Goal of the exercise
Every entry should be repeated exactly. Omit the pictures.

Supplied information
★ ★ ★

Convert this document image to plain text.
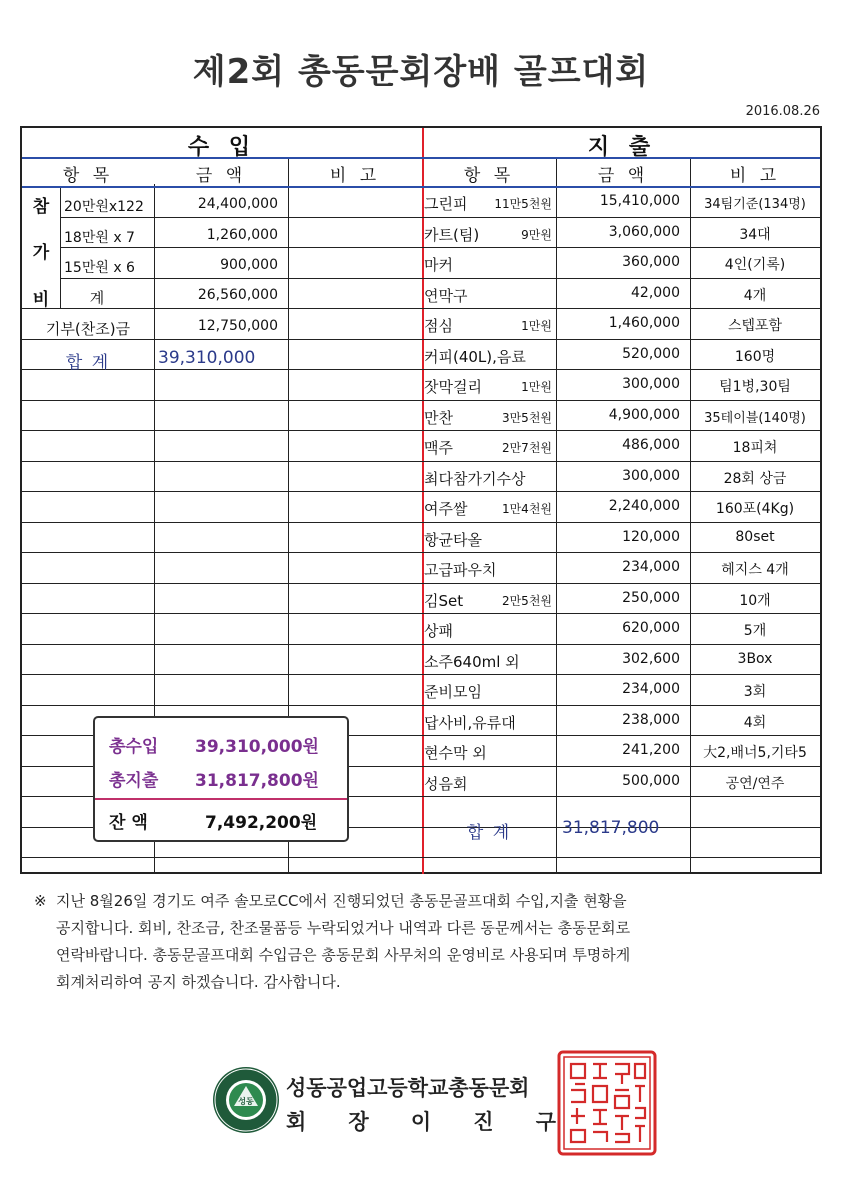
제2회 총동문회장배 골프대회
2016.08.26
수 입	지 출
항 목	금 액	비 고	항 목	금 액	비 고
참
가
비
20만원x122	24,400,000
18만원 x 7	1,260,000
15만원 x 6	900,000
계	26,560,000
기부(찬조)금	12,750,000
합 계	39,310,000
그린피	11만5천원	15,410,000	34팀기준(134명)
카트(팀)	9만원	3,060,000	34대
마커	360,000	4인(기록)
연막구	42,000	4개
점심	1만원	1,460,000	스텝포함
커피(40L),음료	520,000	160명
잣막걸리	1만원	300,000	팀1병,30팀
만찬	3만5천원	4,900,000	35테이블(140명)
맥주	2만7천원	486,000	18피쳐
최다참가기수상	300,000	28회 상금
여주쌀	1만4천원	2,240,000	160포(4Kg)
항균타올	120,000	80set
고급파우치	234,000	헤지스 4개
김Set	2만5천원	250,000	10개
상패	620,000	5개
소주640ml 외	302,600	3Box
준비모임	234,000	3회
답사비,유류대	238,000	4회
현수막 외	241,200	大2,배너5,기타5
성음회	500,000	공연/연주
합 계	31,817,800
총수입 39,310,000원
총지출 31,817,800원
잔 액	7,492,200원
※ 지난 8월26일 경기도 여주 솔모로CC에서 진행되었던 총동문골프대회 수입,지출 현황을
공지합니다. 회비, 찬조금, 찬조물품등 누락되었거나 내역과 다른 동문께서는 총동문회로
연락바랍니다. 총동문골프대회 수입금은 총동문회 사무처의 운영비로 사용되며 투명하게
회계처리하여 공지 하겠습니다. 감사합니다.
성동
성동공업고등학교총동문회
회 장 이 진 구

★ ★ ★

Solution to this problem
Convert this document image to plain text.
제2회 총동문회장배 골프대회
2016.08.26
수 입	지 출
항 목	금 액	비 고	항 목	금 액	비 고
참
가
비
20만원x122	24,400,000
18만원 x 7	1,260,000
15만원 x 6	900,000
계	26,560,000
기부(찬조)금	12,750,000
합 계	39,310,000
그린피	11만5천원	15,410,000	34팀기준(134명)
카트(팀)	9만원	3,060,000	34대
마커	360,000	4인(기록)
연막구	42,000	4개
점심	1만원	1,460,000	스텝포함
커피(40L),음료	520,000	160명
잣막걸리	1만원	300,000	팀1병,30팀
만찬	3만5천원	4,900,000	35테이블(140명)
맥주	2만7천원	486,000	18피쳐
최다참가기수상	300,000	28회 상금
여주쌀	1만4천원	2,240,000	160포(4Kg)
항균타올	120,000	80set
고급파우치	234,000	헤지스 4개
김Set	2만5천원	250,000	10개
상패	620,000	5개
소주640ml 외	302,600	3Box
준비모임	234,000	3회
답사비,유류대	238,000	4회
현수막 외	241,200	大2,배너5,기타5
성음회	500,000	공연/연주
합 계	31,817,800
총수입 39,310,000원
총지출 31,817,800원
잔 액	7,492,200원
※ 지난 8월26일 경기도 여주 솔모로CC에서 진행되었던 총동문골프대회 수입,지출 현황을
공지합니다. 회비, 찬조금, 찬조물품등 누락되었거나 내역과 다른 동문께서는 총동문회로
연락바랍니다. 총동문골프대회 수입금은 총동문회 사무처의 운영비로 사용되며 투명하게
회계처리하여 공지 하겠습니다. 감사합니다.
성동
성동공업고등학교총동문회
회 장 이 진 구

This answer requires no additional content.